** START OF Supplied records **

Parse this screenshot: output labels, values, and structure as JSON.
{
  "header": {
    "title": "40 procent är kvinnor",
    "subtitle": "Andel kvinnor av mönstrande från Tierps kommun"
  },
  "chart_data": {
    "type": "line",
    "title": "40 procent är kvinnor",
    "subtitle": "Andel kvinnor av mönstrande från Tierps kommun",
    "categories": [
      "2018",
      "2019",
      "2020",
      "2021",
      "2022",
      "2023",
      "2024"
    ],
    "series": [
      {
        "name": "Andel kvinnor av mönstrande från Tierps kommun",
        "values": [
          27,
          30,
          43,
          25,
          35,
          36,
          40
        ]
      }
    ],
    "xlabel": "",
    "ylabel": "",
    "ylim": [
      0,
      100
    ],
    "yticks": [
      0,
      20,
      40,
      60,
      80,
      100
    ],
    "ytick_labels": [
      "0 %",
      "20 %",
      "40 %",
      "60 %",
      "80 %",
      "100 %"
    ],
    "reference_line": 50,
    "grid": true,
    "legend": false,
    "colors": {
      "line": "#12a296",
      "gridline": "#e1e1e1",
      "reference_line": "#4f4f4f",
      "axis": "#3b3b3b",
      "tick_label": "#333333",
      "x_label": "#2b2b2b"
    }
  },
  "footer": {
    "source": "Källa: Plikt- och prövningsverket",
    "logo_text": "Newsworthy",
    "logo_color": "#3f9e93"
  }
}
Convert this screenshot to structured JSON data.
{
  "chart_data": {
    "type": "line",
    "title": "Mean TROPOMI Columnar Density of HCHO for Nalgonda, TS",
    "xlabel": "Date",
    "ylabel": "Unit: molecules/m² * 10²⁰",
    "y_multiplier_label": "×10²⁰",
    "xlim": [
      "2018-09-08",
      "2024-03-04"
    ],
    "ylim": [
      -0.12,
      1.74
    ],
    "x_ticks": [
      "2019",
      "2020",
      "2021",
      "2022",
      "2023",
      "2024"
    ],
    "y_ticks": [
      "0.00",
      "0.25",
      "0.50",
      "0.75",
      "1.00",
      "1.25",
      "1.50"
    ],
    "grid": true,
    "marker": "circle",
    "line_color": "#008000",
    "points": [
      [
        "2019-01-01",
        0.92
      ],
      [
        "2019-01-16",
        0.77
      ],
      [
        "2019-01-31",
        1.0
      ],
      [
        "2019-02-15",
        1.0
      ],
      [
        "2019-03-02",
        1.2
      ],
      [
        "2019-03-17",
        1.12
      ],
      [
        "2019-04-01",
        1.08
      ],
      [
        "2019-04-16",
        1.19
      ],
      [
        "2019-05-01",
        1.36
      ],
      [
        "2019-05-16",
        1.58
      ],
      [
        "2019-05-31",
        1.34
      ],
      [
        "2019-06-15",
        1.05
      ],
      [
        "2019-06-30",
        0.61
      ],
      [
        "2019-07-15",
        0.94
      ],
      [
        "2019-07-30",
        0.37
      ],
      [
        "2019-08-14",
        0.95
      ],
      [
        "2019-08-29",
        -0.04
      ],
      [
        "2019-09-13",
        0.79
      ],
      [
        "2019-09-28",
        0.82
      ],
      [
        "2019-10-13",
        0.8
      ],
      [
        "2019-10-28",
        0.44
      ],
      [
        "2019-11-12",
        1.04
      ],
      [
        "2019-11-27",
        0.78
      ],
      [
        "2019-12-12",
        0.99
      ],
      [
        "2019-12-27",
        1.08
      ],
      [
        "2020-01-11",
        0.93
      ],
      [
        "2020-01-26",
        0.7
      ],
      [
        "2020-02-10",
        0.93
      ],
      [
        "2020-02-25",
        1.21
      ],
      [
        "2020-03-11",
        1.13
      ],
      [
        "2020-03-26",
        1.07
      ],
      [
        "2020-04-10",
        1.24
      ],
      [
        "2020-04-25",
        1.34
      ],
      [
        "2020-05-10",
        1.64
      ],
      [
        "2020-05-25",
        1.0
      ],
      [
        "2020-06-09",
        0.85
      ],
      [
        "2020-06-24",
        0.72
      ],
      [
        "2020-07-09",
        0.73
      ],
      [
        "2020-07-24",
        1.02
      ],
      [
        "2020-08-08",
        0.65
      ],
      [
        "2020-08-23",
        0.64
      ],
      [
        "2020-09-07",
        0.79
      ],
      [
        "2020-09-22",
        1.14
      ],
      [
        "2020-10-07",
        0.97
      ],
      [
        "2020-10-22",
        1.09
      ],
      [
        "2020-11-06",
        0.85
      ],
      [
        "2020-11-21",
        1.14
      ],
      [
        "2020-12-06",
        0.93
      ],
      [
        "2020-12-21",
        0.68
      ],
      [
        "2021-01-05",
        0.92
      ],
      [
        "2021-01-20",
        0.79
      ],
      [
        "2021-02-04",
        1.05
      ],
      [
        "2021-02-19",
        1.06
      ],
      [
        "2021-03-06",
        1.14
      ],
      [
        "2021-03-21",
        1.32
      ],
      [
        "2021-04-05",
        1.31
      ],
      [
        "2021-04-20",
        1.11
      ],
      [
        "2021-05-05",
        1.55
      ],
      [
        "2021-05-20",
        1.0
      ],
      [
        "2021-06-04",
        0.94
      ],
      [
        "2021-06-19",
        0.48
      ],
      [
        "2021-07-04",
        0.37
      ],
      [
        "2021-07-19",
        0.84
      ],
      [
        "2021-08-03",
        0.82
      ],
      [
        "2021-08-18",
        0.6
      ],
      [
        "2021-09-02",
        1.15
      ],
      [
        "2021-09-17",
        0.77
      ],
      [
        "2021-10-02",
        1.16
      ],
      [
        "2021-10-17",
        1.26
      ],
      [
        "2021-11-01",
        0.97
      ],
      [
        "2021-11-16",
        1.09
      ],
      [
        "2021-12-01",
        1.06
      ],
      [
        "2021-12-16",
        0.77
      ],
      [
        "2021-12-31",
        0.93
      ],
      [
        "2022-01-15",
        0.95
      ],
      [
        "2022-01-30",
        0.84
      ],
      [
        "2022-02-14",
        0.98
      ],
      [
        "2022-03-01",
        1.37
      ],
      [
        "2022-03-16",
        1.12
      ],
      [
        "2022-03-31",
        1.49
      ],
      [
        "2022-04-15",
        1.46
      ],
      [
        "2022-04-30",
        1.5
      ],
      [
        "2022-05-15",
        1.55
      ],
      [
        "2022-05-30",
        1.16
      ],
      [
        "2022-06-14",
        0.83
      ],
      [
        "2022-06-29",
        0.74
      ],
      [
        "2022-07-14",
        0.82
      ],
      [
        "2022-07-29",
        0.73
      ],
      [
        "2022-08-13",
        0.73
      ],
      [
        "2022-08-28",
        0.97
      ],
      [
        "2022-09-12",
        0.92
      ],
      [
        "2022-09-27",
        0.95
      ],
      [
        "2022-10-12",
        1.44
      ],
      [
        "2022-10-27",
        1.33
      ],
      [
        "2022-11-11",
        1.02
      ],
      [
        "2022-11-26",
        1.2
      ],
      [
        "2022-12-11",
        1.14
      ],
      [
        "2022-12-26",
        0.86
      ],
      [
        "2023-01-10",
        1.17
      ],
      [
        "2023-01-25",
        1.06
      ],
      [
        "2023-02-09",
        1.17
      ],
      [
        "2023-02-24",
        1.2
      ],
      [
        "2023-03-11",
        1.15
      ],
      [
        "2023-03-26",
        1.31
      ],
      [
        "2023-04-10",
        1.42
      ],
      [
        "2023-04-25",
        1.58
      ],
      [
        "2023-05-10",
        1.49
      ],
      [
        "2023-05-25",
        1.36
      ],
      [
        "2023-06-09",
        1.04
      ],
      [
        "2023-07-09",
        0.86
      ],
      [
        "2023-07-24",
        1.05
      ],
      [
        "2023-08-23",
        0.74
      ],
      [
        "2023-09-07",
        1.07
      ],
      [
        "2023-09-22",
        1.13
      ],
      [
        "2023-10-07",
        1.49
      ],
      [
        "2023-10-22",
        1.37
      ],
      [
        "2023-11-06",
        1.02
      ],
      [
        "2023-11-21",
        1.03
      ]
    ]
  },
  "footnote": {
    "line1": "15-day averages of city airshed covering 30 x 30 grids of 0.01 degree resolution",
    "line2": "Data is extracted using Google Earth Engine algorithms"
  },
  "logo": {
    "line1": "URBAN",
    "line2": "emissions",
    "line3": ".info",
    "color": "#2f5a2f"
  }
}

** END OF Supplied records **

Short problem :: Sift the material for lines with the string "Andel". Copy each one found.

Problem solution ::
    "subtitle": "Andel kvinnor av mönstrande från Tierps kommun"
    "subtitle": "Andel kvinnor av mönstrande från Tierps kommun",
        "name": "Andel kvinnor av mönstrande från Tierps kommun",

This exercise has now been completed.